++++ Given information

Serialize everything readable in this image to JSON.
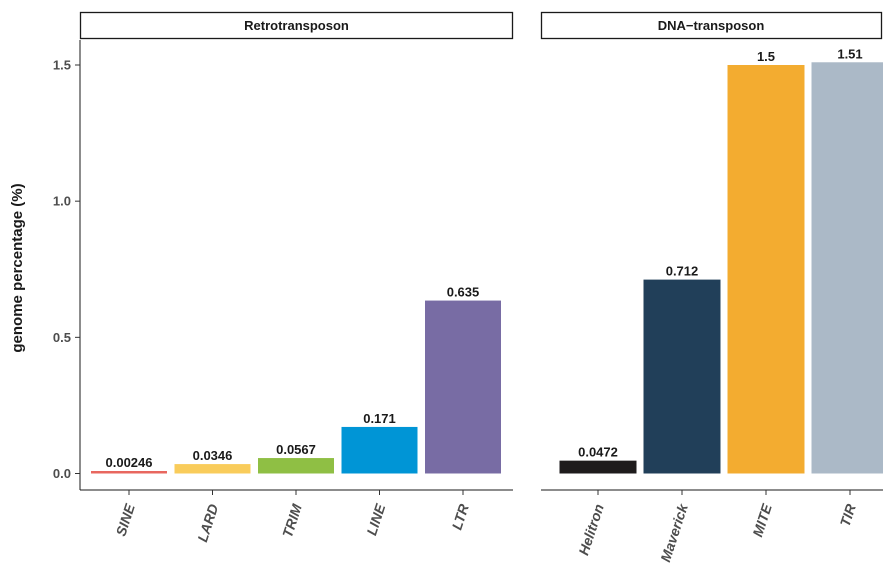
{
  "chart_data": {
    "type": "bar",
    "ylabel": "genome percentage (%)",
    "xlabel": "",
    "ylim": [
      0,
      1.6
    ],
    "yticks": [
      {
        "value": 0,
        "label": "0.0"
      },
      {
        "value": 0.5,
        "label": "0.5"
      },
      {
        "value": 1.0,
        "label": "1.0"
      },
      {
        "value": 1.5,
        "label": "1.5"
      }
    ],
    "grid": false,
    "legend": "none",
    "panels": [
      {
        "title": "Retrotransposon",
        "bars": [
          {
            "category": "SINE",
            "value": 0.00246,
            "label": "0.00246",
            "color": "#E8675F"
          },
          {
            "category": "LARD",
            "value": 0.0346,
            "label": "0.0346",
            "color": "#F9CC5B"
          },
          {
            "category": "TRIM",
            "value": 0.0567,
            "label": "0.0567",
            "color": "#8FBF44"
          },
          {
            "category": "LINE",
            "value": 0.171,
            "label": "0.171",
            "color": "#0095D6"
          },
          {
            "category": "LTR",
            "value": 0.635,
            "label": "0.635",
            "color": "#786CA4"
          }
        ]
      },
      {
        "title": "DNA−transposon",
        "bars": [
          {
            "category": "Helitron",
            "value": 0.0472,
            "label": "0.0472",
            "color": "#1E1B1C"
          },
          {
            "category": "Maverick",
            "value": 0.712,
            "label": "0.712",
            "color": "#213F59"
          },
          {
            "category": "MITE",
            "value": 1.5,
            "label": "1.5",
            "color": "#F3AC30"
          },
          {
            "category": "TIR",
            "value": 1.51,
            "label": "1.51",
            "color": "#ABB9C7"
          }
        ]
      }
    ]
  }
}
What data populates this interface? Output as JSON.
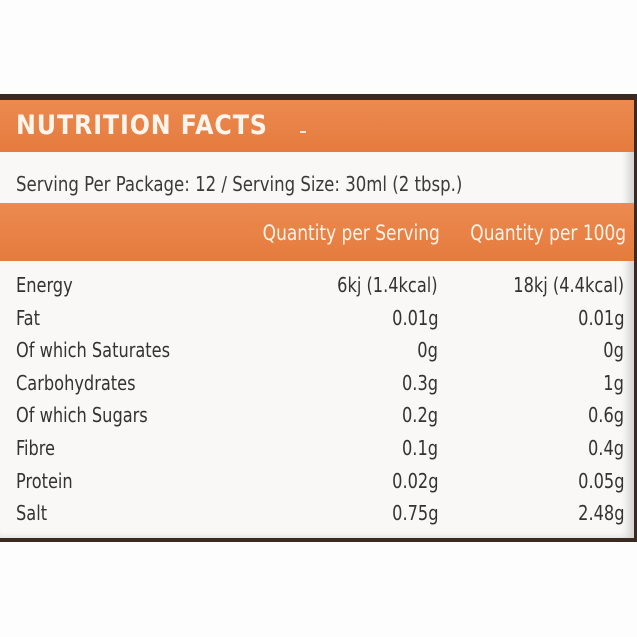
{
  "label": {
    "title": "NUTRITION FACTS",
    "serving_line": "Serving Per Package: 12  /  Serving Size: 30ml (2 tbsp.)",
    "columns": [
      "Quantity per Serving",
      "Quantity per 100g"
    ],
    "rows": [
      {
        "name": "Energy",
        "per_serving": "6kj (1.4kcal)",
        "per_100g": "18kj (4.4kcal)"
      },
      {
        "name": "Fat",
        "per_serving": "0.01g",
        "per_100g": "0.01g"
      },
      {
        "name": "Of which Saturates",
        "per_serving": "0g",
        "per_100g": "0g"
      },
      {
        "name": "Carbohydrates",
        "per_serving": "0.3g",
        "per_100g": "1g"
      },
      {
        "name": "Of which Sugars",
        "per_serving": "0.2g",
        "per_100g": "0.6g"
      },
      {
        "name": "Fibre",
        "per_serving": "0.1g",
        "per_100g": "0.4g"
      },
      {
        "name": "Protein",
        "per_serving": "0.02g",
        "per_100g": "0.05g"
      },
      {
        "name": "Salt",
        "per_serving": "0.75g",
        "per_100g": "2.48g"
      }
    ]
  },
  "colors": {
    "accent": "#e8824a",
    "bottle": "#3b2a22",
    "text": "#333333"
  }
}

++++++++

**What needs to be done**
Each line in the records above that contains the word "name" must be copied.

**Answer to this task**
        "name": "Energy",
        "name": "Fat",
        "name": "Of which Saturates",
        "name": "Carbohydrates",
        "name": "Of which Sugars",
        "name": "Fibre",
        "name": "Protein",
        "name": "Salt",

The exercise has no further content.